Element box annotations
***
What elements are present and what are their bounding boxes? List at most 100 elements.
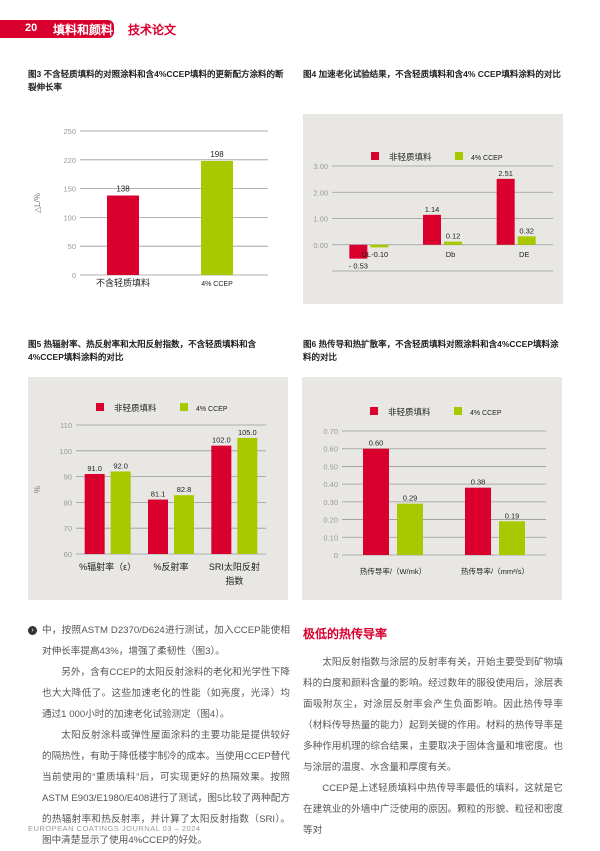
data-label: 91.0 [87,464,102,473]
data-label: 92.0 [113,461,128,470]
y-tick-label: 0.20 [323,516,338,525]
y-tick-label: 70 [64,524,72,533]
fig3-caption: 图3 不含轻质填料的对照涂料和含4%CCEP填料的更新配方涂料的断裂伸长率 [28,69,284,92]
y-tick-label: 0.10 [323,533,338,542]
legend-swatch-control [370,407,378,415]
bar [496,178,515,245]
y-tick-label: 0.00 [313,241,328,250]
data-label: 1.14 [425,205,440,214]
fig3-chart: 0 50 100 150 220 250 △L/% 138 不含轻质填料 198 4% CCEP [28,112,290,302]
footer-journal: EUROPEAN COATINGS JOURNAL 03 – 2024 [28,824,201,833]
bar [397,503,423,555]
y-tick-label: 3.00 [313,162,328,171]
x-tick-label: %反射率 [153,561,188,572]
category-title: 技术论文 [128,23,177,37]
bar [444,241,462,245]
legend-label: 4% CCEP [471,155,503,162]
paragraph: 太阳反射指数与涂层的反射率有关，开始主要受到矿物填料的白度和颜料含量的影响。经过… [303,657,563,773]
data-label: - 0.53 [349,262,368,271]
y-tick-label: 100 [59,447,72,456]
x-tick-label: DE [519,250,529,259]
x-tick-label: %辐射率（ε） [79,561,136,572]
bar [148,499,168,554]
data-label: 82.8 [177,485,192,494]
x-tick-label: 不含轻质填料 [96,277,150,288]
data-label: 0.38 [471,478,486,487]
bar [465,487,491,555]
x-tick-label: 指数 [225,575,243,586]
bar [84,474,105,554]
x-tick-label: 4% CCEP [201,281,233,288]
data-label: 2.51 [498,169,513,178]
data-label: 102.0 [212,436,231,445]
data-label: 0.60 [369,439,384,448]
y-tick-label: 80 [64,498,72,507]
bar [349,244,368,259]
bar [517,236,536,245]
panel-background [302,377,562,600]
y-tick-label: 0.60 [323,445,338,454]
data-label: 198 [210,150,224,159]
body-left-column: 中，按照ASTM D2370/D624进行测试，加入CCEP能使相对伸长率提高4… [42,620,290,851]
y-tick-label: 220 [63,156,76,165]
bar [363,448,389,555]
legend-swatch-ccep [454,407,462,415]
legend-swatch-ccep [455,152,463,160]
y-axis-label: △L/% [33,193,42,213]
y-tick-label: 0.70 [323,427,338,436]
fig5-caption: 图5 热辐射率、热反射率和太阳反射指数，不含轻质填料和含4%CCEP填料涂料的对… [28,339,257,362]
data-label: 0.19 [505,511,520,520]
legend-label: 非轻质填料 [389,152,432,162]
data-label: 138 [116,185,130,194]
bar [107,195,139,275]
section-heading: 极低的热传导率 [303,627,388,641]
y-tick-label: 110 [60,421,72,430]
bar [211,445,232,554]
body-right-column: 太阳反射指数与涂层的反射率有关，开始主要受到矿物填料的白度和颜料含量的影响。经过… [303,652,563,841]
x-tick-label: SRI太阳反射 [209,561,260,572]
y-tick-label: 0 [72,271,76,280]
x-tick-label: 热传导率/（mm²/s） [461,566,529,576]
page-number: 20 [25,22,38,34]
section-banner [0,20,114,38]
y-tick-label: 90 [64,473,72,482]
y-tick-label: 60 [64,550,72,559]
y-tick-label: 1.00 [313,215,328,224]
y-tick-label: 0.30 [323,498,338,507]
y-tick-label: 2.00 [313,188,328,197]
y-tick-label: 50 [68,242,76,251]
fig4-chart: 0.00 1.00 2.00 3.00 非轻质填料 4% CCEP - 0.53 DL-0.1… [303,114,563,304]
fig6-caption: 图6 热传导和热扩散率，不含轻质填料对照涂料和含4%CCEP填料涂料的对比 [303,339,559,362]
paragraph: 另外，含有CCEP的太阳反射涂料的老化和光学性下降也大大降低了。这些加速老化的性… [42,667,290,720]
y-tick-label: 100 [63,213,76,222]
fig6-chart: 0 0.10 0.20 0.30 0.40 0.50 0.60 0.70 非轻质填料 4% CCE… [302,377,562,600]
data-label: 81.1 [151,490,166,499]
legend-label: 4% CCEP [470,410,502,417]
x-tick-label: 热传导率/（W/mk） [360,566,426,576]
bar [174,495,194,554]
continue-arrow-icon: › [28,626,37,635]
bar [201,160,233,275]
legend-label: 4% CCEP [196,406,228,413]
fig5-chart: 60 70 80 90 100 110% 非轻质填料 4% CCEP 91.0 92.0 %辐射率（… [28,377,288,600]
y-tick-label: 0.50 [323,462,338,471]
section-title: 填料和颜料 [53,23,114,37]
bar [423,214,441,245]
y-tick-label: 0.40 [323,480,338,489]
data-label: 0.12 [446,232,461,241]
fig4-caption: 图4 加速老化试验结果，不含轻质填料和含4% CCEP填料涂料的对比 [303,69,561,79]
paragraph: 太阳反射涂料或弹性屋面涂料的主要功能是提供较好的隔热性，有助于降低楼宇制冷的成本… [42,730,290,846]
legend-swatch-control [371,152,379,160]
legend-label: 非轻质填料 [388,407,431,417]
y-tick-label: 250 [63,127,76,136]
legend-label: 非轻质填料 [114,403,157,413]
y-axis-label: % [33,486,42,493]
y-tick-label: 150 [63,185,76,194]
paragraph: 中，按照ASTM D2370/D624进行测试，加入CCEP能使相对伸长率提高4… [42,625,290,657]
panel-background [303,114,563,304]
bar [499,521,525,555]
bar [370,244,389,248]
data-label: 0.29 [403,494,418,503]
x-tick-label: Db [446,250,456,259]
legend-swatch-ccep [180,403,188,411]
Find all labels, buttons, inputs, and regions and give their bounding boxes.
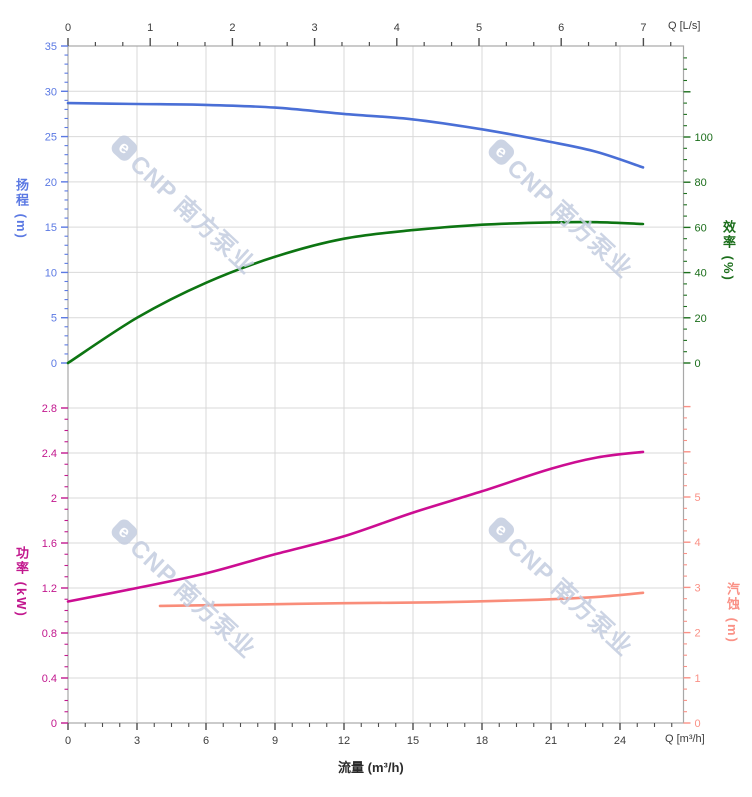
svg-text:18: 18 — [476, 735, 488, 747]
svg-text:0.4: 0.4 — [42, 673, 57, 685]
curve-npsh — [158, 591, 645, 608]
svg-text:20: 20 — [695, 313, 707, 325]
svg-text:1: 1 — [695, 673, 701, 685]
svg-text:24: 24 — [614, 735, 626, 747]
svg-text:2: 2 — [695, 628, 701, 640]
svg-text:5: 5 — [476, 22, 482, 34]
svg-text:0: 0 — [51, 358, 57, 370]
svg-text:60: 60 — [695, 222, 707, 234]
svg-text:30: 30 — [45, 86, 57, 98]
eff-axis-title: 效率 (%) — [721, 220, 736, 282]
svg-text:0: 0 — [65, 22, 71, 34]
svg-text:6: 6 — [203, 735, 209, 747]
svg-text:9: 9 — [272, 735, 278, 747]
svg-text:1: 1 — [147, 22, 153, 34]
svg-text:5: 5 — [695, 492, 701, 504]
svg-text:21: 21 — [545, 735, 557, 747]
svg-text:1.6: 1.6 — [42, 538, 57, 550]
svg-text:0: 0 — [695, 358, 701, 370]
top-axis-unit-label: Q [L/s] — [668, 20, 701, 32]
x-axis-title: 流量 (m³/h) — [338, 760, 404, 775]
svg-text:3: 3 — [695, 582, 701, 594]
svg-text:2: 2 — [51, 493, 57, 505]
svg-text:2: 2 — [229, 22, 235, 34]
power-axis-title: 功率 (kW) — [14, 546, 29, 618]
svg-text:15: 15 — [45, 222, 57, 234]
svg-text:0: 0 — [695, 718, 701, 730]
svg-text:0.8: 0.8 — [42, 628, 57, 640]
svg-text:1.2: 1.2 — [42, 583, 57, 595]
curve-efficiency — [66, 220, 645, 365]
svg-text:10: 10 — [45, 267, 57, 279]
head-axis-title: 扬程 (m) — [14, 178, 29, 240]
svg-text:4: 4 — [394, 22, 400, 34]
svg-text:12: 12 — [338, 735, 350, 747]
svg-text:3: 3 — [134, 735, 140, 747]
curve-power — [66, 450, 645, 603]
npsh-axis-title: 汽蚀 (m) — [725, 582, 740, 644]
svg-text:15: 15 — [407, 735, 419, 747]
svg-text:100: 100 — [695, 132, 713, 144]
svg-text:40: 40 — [695, 268, 707, 280]
svg-text:6: 6 — [558, 22, 564, 34]
svg-text:2.8: 2.8 — [42, 403, 57, 415]
bottom-axis-unit-label: Q [m³/h] — [665, 733, 705, 745]
svg-text:2.4: 2.4 — [42, 448, 57, 460]
svg-text:0: 0 — [51, 718, 57, 730]
svg-text:7: 7 — [640, 22, 646, 34]
curve-head — [66, 101, 645, 169]
svg-text:80: 80 — [695, 177, 707, 189]
svg-text:25: 25 — [45, 132, 57, 144]
svg-text:20: 20 — [45, 177, 57, 189]
svg-text:5: 5 — [51, 313, 57, 325]
svg-text:3: 3 — [312, 22, 318, 34]
svg-text:0: 0 — [65, 735, 71, 747]
svg-text:4: 4 — [695, 537, 701, 549]
svg-text:35: 35 — [45, 41, 57, 53]
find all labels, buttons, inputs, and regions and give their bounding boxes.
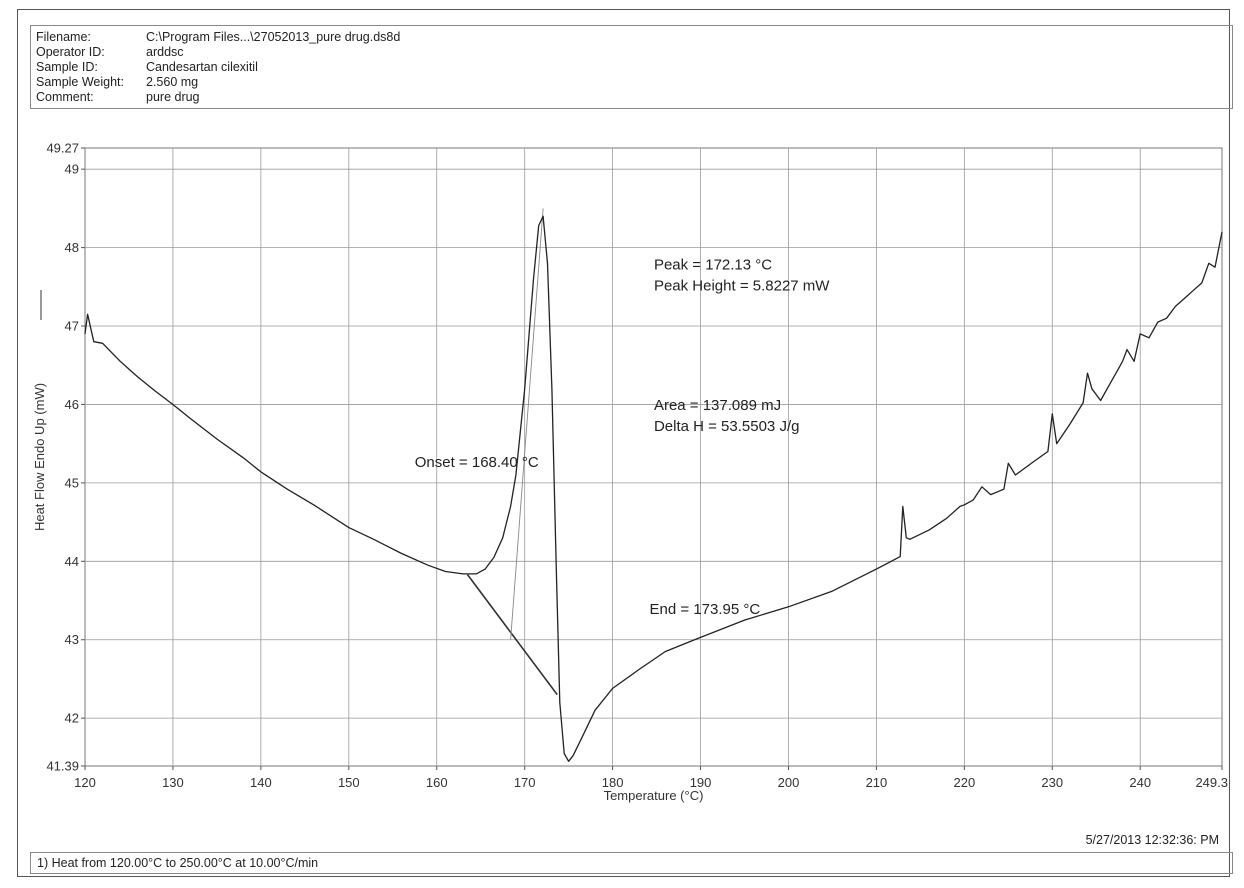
***
**Work required**. Repeat the rows above word for word, starting with the line containing "data-label: 91.0 [87,464,102,473]" and continuing through the line containing "y-tick-label: 80 [64,498,72,507]", including both of those lines.

**The completed task**.
data-label: 91.0 [87,464,102,473]
data-label: 92.0 [113,461,128,470]
y-tick-label: 0.20 [323,516,338,525]
y-tick-label: 70 [64,524,72,533]
fig3-caption: 图3 不含轻质填料的对照涂料和含4%CCEP填料的更新配方涂料的断裂伸长率 [28,69,284,92]
y-tick-label: 0.10 [323,533,338,542]
legend-swatch-control [370,407,378,415]
bar [496,178,515,245]
y-tick-label: 0.00 [313,241,328,250]
data-label: 1.14 [425,205,440,214]
fig3-chart: 0 50 100 150 220 250 △L/% 138 不含轻质填料 198 4% CCEP [28,112,290,302]
footer-journal: EUROPEAN COATINGS JOURNAL 03 – 2024 [28,824,201,833]
bar [397,503,423,555]
y-tick-label: 3.00 [313,162,328,171]
x-tick-label: %反射率 [153,561,188,572]
category-title: 技术论文 [128,23,177,37]
bar [444,241,462,245]
legend-label: 4% CCEP [471,155,503,162]
paragraph: 太阳反射指数与涂层的反射率有关，开始主要受到矿物填料的白度和颜料含量的影响。经过… [303,657,563,773]
data-label: - 0.53 [349,262,368,271]
y-tick-label: 100 [59,447,72,456]
x-tick-label: DE [519,250,529,259]
x-tick-label: %辐射率（ε） [79,561,136,572]
bar [148,499,168,554]
data-label: 82.8 [177,485,192,494]
x-tick-label: 不含轻质填料 [96,277,150,288]
data-label: 0.38 [471,478,486,487]
bar [465,487,491,555]
x-tick-label: 指数 [225,575,243,586]
bar [84,474,105,554]
x-tick-label: 4% CCEP [201,281,233,288]
data-label: 2.51 [498,169,513,178]
data-label: 102.0 [212,436,231,445]
data-label: 0.60 [369,439,384,448]
y-tick-label: 80 [64,498,72,507]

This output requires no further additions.